◆ DESCRIPTION OF THE TASK
Quote the lines from the first one through the line containing "topic-properties-button[interactable] <box>77 158", inclusive, reproducing each one exactly.

◆ PROVIDED ENTRIES
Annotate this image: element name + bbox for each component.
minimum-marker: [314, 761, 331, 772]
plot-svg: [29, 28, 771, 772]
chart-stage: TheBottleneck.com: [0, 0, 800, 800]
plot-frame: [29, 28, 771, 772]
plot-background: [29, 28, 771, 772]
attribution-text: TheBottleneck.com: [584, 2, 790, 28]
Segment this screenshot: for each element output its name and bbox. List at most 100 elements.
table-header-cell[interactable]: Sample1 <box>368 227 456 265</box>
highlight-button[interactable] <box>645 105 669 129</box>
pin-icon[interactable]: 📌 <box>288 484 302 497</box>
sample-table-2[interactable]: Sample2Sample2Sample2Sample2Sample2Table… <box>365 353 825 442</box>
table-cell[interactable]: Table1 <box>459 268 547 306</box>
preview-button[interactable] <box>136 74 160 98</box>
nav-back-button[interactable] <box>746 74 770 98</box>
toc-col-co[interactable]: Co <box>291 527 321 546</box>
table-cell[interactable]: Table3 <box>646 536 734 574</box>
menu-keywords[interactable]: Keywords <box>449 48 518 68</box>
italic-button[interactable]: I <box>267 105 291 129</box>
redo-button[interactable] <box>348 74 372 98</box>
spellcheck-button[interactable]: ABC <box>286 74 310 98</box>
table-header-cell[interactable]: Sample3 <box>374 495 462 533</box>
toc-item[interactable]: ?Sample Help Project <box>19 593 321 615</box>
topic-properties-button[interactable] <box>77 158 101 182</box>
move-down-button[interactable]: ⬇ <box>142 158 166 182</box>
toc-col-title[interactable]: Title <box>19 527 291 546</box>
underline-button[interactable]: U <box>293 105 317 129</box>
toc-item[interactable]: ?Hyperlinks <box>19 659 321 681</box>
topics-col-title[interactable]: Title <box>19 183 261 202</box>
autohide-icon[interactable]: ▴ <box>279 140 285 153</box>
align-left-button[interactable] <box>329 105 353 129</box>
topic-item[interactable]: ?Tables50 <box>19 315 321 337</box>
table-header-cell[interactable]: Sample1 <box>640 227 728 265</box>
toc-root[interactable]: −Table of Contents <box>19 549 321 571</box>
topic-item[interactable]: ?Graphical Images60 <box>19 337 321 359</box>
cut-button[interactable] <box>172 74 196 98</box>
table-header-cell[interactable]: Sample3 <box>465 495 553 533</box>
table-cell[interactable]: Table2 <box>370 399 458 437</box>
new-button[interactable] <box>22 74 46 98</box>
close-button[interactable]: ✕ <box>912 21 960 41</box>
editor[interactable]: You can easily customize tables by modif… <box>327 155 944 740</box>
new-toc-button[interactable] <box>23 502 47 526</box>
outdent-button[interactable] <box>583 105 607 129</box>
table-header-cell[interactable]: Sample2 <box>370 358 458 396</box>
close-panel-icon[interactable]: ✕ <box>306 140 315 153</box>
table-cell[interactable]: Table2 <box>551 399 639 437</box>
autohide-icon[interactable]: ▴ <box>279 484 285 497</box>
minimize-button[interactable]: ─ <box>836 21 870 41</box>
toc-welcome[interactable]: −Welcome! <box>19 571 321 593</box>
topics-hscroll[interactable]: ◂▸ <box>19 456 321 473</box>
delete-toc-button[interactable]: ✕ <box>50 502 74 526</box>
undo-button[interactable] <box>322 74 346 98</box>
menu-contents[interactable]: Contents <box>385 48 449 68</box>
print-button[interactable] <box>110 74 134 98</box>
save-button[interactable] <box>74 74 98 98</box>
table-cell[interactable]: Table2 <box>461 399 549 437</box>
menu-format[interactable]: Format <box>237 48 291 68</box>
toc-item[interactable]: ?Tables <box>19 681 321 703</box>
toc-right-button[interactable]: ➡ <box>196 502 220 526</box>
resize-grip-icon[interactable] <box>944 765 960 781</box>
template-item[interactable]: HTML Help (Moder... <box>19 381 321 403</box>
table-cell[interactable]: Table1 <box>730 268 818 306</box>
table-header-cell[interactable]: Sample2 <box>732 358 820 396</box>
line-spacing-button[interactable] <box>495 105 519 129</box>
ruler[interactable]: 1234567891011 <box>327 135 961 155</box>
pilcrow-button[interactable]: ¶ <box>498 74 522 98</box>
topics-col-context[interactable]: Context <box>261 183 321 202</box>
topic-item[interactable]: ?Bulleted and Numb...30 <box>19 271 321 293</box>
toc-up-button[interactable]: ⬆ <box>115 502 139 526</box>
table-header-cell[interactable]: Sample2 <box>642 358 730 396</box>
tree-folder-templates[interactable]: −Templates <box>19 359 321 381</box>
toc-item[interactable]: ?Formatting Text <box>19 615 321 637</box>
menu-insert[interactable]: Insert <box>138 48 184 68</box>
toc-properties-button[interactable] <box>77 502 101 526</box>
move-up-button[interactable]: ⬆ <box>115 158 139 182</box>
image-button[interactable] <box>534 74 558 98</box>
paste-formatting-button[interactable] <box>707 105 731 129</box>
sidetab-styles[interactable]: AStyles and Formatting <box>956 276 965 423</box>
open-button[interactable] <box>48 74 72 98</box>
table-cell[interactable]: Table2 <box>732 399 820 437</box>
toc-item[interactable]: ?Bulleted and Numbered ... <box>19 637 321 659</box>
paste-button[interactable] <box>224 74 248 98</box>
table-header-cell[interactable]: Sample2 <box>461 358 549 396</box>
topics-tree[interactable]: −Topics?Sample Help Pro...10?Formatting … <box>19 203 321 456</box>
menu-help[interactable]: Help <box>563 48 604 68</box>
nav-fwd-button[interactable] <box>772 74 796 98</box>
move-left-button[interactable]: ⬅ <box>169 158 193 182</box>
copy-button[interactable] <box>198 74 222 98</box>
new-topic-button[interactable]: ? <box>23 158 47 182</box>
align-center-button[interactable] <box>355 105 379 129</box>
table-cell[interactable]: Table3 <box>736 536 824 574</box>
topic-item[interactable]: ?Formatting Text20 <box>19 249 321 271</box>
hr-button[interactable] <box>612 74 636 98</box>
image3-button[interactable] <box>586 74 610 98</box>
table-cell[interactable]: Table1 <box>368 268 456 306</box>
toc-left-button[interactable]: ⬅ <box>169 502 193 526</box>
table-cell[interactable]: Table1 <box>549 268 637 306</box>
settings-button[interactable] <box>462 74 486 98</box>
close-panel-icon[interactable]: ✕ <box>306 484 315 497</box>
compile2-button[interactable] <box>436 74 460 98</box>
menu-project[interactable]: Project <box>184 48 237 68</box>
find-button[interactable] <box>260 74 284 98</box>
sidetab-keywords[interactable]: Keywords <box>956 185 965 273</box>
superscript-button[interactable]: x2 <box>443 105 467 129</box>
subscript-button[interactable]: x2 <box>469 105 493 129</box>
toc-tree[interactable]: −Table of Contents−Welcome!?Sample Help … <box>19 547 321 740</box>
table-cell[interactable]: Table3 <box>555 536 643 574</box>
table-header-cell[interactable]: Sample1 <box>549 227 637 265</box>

◆ EXERCISE RESULT
Annotate this image: element name + bbox for each component.
minimum-marker: [314, 761, 331, 772]
plot-svg: [29, 28, 771, 772]
chart-stage: TheBottleneck.com: [0, 0, 800, 800]
plot-frame: [29, 28, 771, 772]
plot-background: [29, 28, 771, 772]
attribution-text: TheBottleneck.com: [584, 2, 790, 28]
Segment this screenshot: for each element output its name and bbox. List at most 100 elements.
table-header-cell[interactable]: Sample1 <box>368 227 456 265</box>
highlight-button[interactable] <box>645 105 669 129</box>
pin-icon[interactable]: 📌 <box>288 484 302 497</box>
sample-table-2[interactable]: Sample2Sample2Sample2Sample2Sample2Table… <box>365 353 825 442</box>
table-cell[interactable]: Table1 <box>459 268 547 306</box>
preview-button[interactable] <box>136 74 160 98</box>
nav-back-button[interactable] <box>746 74 770 98</box>
toc-col-co[interactable]: Co <box>291 527 321 546</box>
table-cell[interactable]: Table3 <box>646 536 734 574</box>
menu-keywords[interactable]: Keywords <box>449 48 518 68</box>
italic-button[interactable]: I <box>267 105 291 129</box>
redo-button[interactable] <box>348 74 372 98</box>
spellcheck-button[interactable]: ABC <box>286 74 310 98</box>
table-header-cell[interactable]: Sample3 <box>374 495 462 533</box>
toc-item[interactable]: ?Sample Help Project <box>19 593 321 615</box>
topic-properties-button[interactable] <box>77 158 101 182</box>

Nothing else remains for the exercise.